* [EXCERPTED DATA]
━━━━━━━━━━━━━━━━

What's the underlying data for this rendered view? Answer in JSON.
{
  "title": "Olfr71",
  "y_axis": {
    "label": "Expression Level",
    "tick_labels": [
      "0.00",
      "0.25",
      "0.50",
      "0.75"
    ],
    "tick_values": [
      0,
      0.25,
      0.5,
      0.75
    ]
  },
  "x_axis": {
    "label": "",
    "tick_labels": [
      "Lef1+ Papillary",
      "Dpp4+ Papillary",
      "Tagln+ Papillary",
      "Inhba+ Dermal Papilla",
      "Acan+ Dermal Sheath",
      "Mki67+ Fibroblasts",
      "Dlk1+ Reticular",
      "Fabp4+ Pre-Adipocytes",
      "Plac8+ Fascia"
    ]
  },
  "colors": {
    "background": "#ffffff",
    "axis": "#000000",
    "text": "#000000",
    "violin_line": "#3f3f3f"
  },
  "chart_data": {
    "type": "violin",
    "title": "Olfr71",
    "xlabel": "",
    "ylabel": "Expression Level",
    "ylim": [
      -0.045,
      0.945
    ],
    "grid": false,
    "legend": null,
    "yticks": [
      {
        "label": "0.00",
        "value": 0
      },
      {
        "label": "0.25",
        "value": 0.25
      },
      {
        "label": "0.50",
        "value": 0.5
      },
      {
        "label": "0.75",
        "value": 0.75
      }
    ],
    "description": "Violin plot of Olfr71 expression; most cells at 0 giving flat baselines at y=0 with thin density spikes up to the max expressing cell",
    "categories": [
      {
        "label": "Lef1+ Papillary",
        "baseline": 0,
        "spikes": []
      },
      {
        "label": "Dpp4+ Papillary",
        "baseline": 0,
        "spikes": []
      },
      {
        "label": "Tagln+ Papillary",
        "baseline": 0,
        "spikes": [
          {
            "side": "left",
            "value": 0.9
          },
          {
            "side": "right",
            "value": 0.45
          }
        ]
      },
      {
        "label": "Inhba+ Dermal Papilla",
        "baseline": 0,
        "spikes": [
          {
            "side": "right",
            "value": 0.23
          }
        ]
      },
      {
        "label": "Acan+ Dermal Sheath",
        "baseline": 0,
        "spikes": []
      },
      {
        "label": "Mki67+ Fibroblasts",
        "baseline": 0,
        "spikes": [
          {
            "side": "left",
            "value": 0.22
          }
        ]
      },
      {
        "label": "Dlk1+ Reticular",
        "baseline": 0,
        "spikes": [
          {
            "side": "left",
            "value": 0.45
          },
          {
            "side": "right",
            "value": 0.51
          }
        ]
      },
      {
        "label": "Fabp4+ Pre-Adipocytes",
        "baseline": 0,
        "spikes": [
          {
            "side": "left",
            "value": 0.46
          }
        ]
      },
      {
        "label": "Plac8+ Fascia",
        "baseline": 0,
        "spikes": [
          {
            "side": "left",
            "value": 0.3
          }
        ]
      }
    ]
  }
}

━━━━━━━━━━━━━━━━

* [WHAT YOU SHOULD DO]
Exactly how many lines in the data above contain the word "Reticular"? Respond with the number and nothing more.

* [WRITTEN ANSWER]
2